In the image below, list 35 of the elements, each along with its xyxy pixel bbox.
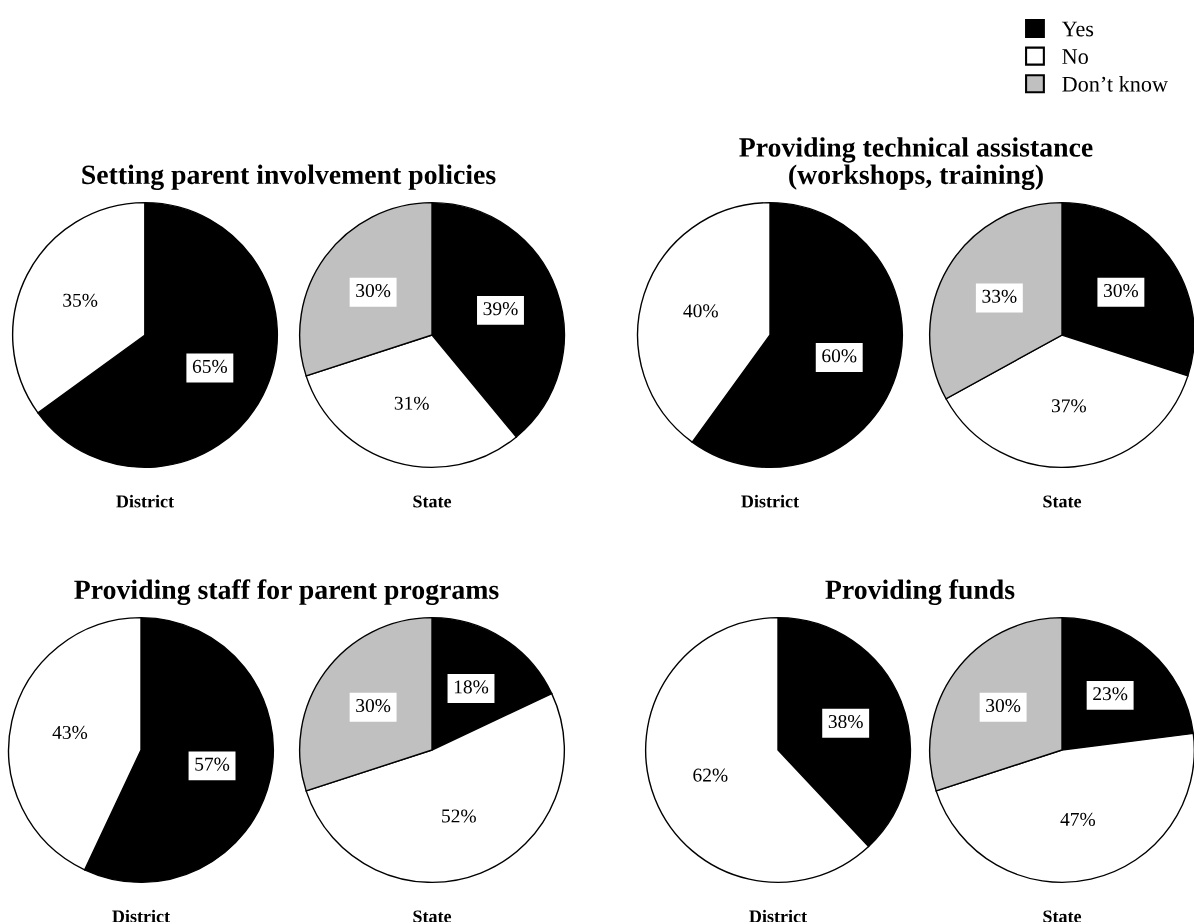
data-label: 18% <box>454 680 489 694</box>
data-label: 60% <box>822 349 857 363</box>
data-label: 57% <box>195 757 230 771</box>
data-label: 30% <box>356 283 391 298</box>
text: State <box>413 910 452 922</box>
chart-title: Providing staff for parent programs <box>74 579 499 605</box>
data-label: 35% <box>63 293 98 307</box>
data-label: 33% <box>982 289 1017 303</box>
data-label: 31% <box>394 396 429 410</box>
data-label: 39% <box>483 302 518 316</box>
data-label: 30% <box>986 698 1021 713</box>
data-label: 62% <box>693 768 728 782</box>
text: State <box>413 495 452 508</box>
text: District <box>116 494 174 508</box>
data-label: 37% <box>1051 399 1087 413</box>
data-label: 65% <box>192 359 228 373</box>
data-label: 30% <box>1104 283 1139 298</box>
legend-label: Don’t know <box>1062 76 1168 92</box>
chart-title: Providing technical assistance (workshops, training) <box>739 137 1093 190</box>
data-label: 38% <box>828 714 863 729</box>
text: State <box>1043 910 1082 922</box>
data-label: 23% <box>1093 687 1128 701</box>
data-label: 43% <box>52 725 88 740</box>
data-label: 40% <box>683 304 718 318</box>
text: District <box>749 909 807 922</box>
text: District <box>112 909 170 922</box>
chart-title: Providing funds <box>825 579 1015 605</box>
legend-label: Yes <box>1061 21 1094 37</box>
data-label: 30% <box>356 698 391 713</box>
legend-label: No <box>1062 49 1088 65</box>
data-label: 47% <box>1060 812 1096 826</box>
data-label: 52% <box>442 809 476 823</box>
text: Setting parent involvement policies <box>82 164 496 190</box>
text: State <box>1043 495 1082 508</box>
text: District <box>741 494 799 508</box>
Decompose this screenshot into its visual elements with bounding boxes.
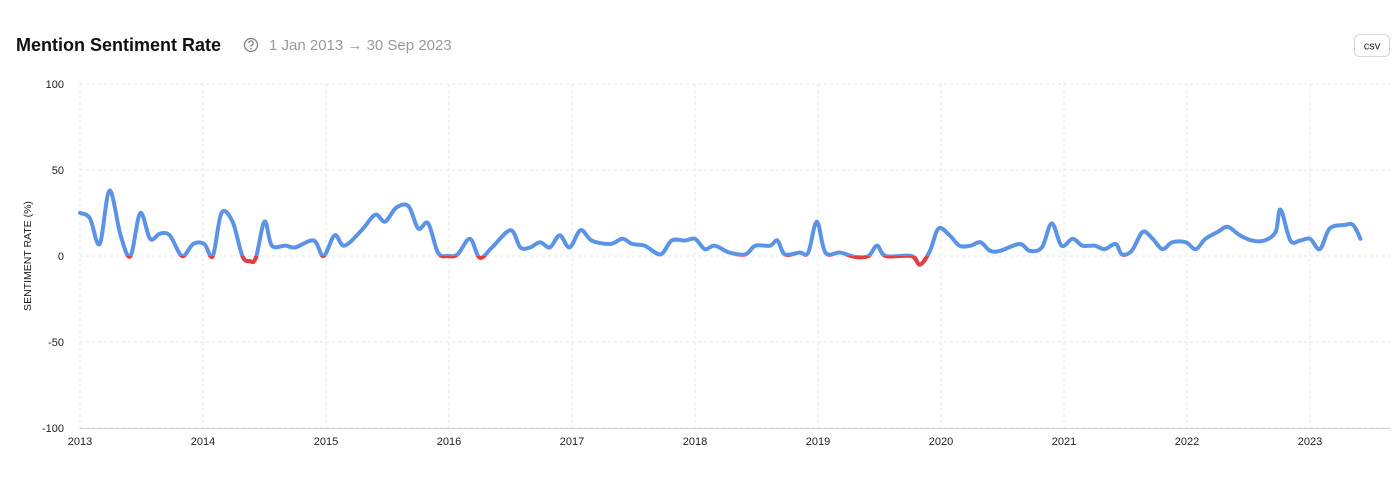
x-tick-label: 2021 [1052,436,1076,448]
y-tick-label: 50 [52,165,64,177]
x-tick-label: 2018 [683,436,707,448]
plot-area: 100 50 0 -50 -100 2013 2014 2015 2016 2017 2018 201… [42,79,1390,448]
help-icon[interactable] [243,37,259,53]
csv-button-label[interactable]: csv [1364,41,1381,53]
chart-subtitle: 1 Jan 2013 → 30 Sep 2023 [269,37,452,54]
x-tick-label: 2019 [806,436,830,448]
x-tick-label: 2015 [314,436,338,448]
y-tick-label: 0 [58,251,64,263]
y-tick-label: -100 [42,423,64,435]
y-tick-label: -50 [48,337,64,349]
x-tick-label: 2013 [68,436,92,448]
x-tick-label: 2023 [1298,436,1322,448]
y-axis-label: SENTIMENT RATE (%) [22,201,34,311]
sentiment-line [78,188,1363,267]
x-tick-label: 2014 [191,436,215,448]
x-tick-label: 2020 [929,436,953,448]
x-tick-label: 2022 [1175,436,1199,448]
sentiment-line-negative [125,256,1128,267]
x-tick-label: 2017 [560,436,584,448]
chart-title: Mention Sentiment Rate [16,35,221,55]
csv-button[interactable]: csv [1354,34,1390,57]
y-tick-label: 100 [46,79,64,91]
x-tick-label: 2016 [437,436,461,448]
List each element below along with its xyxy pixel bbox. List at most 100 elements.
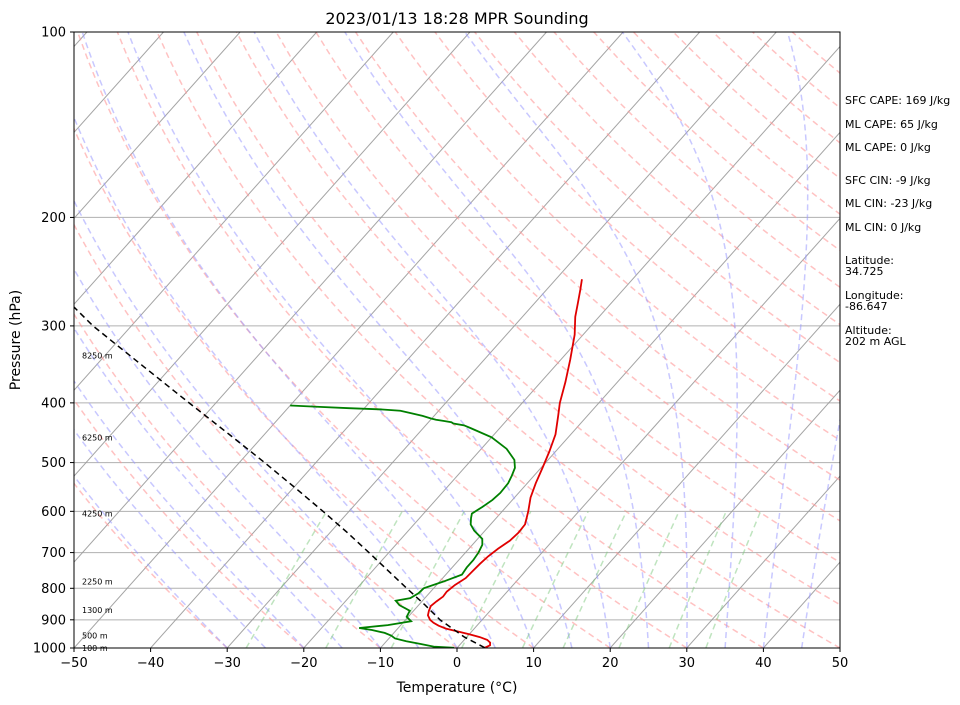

---*---

#### WHAT IS REQUIRED
Count the lines in the listing above that contain the string "bbox", and reply with the number alone.

#### TASK OUTPUT
2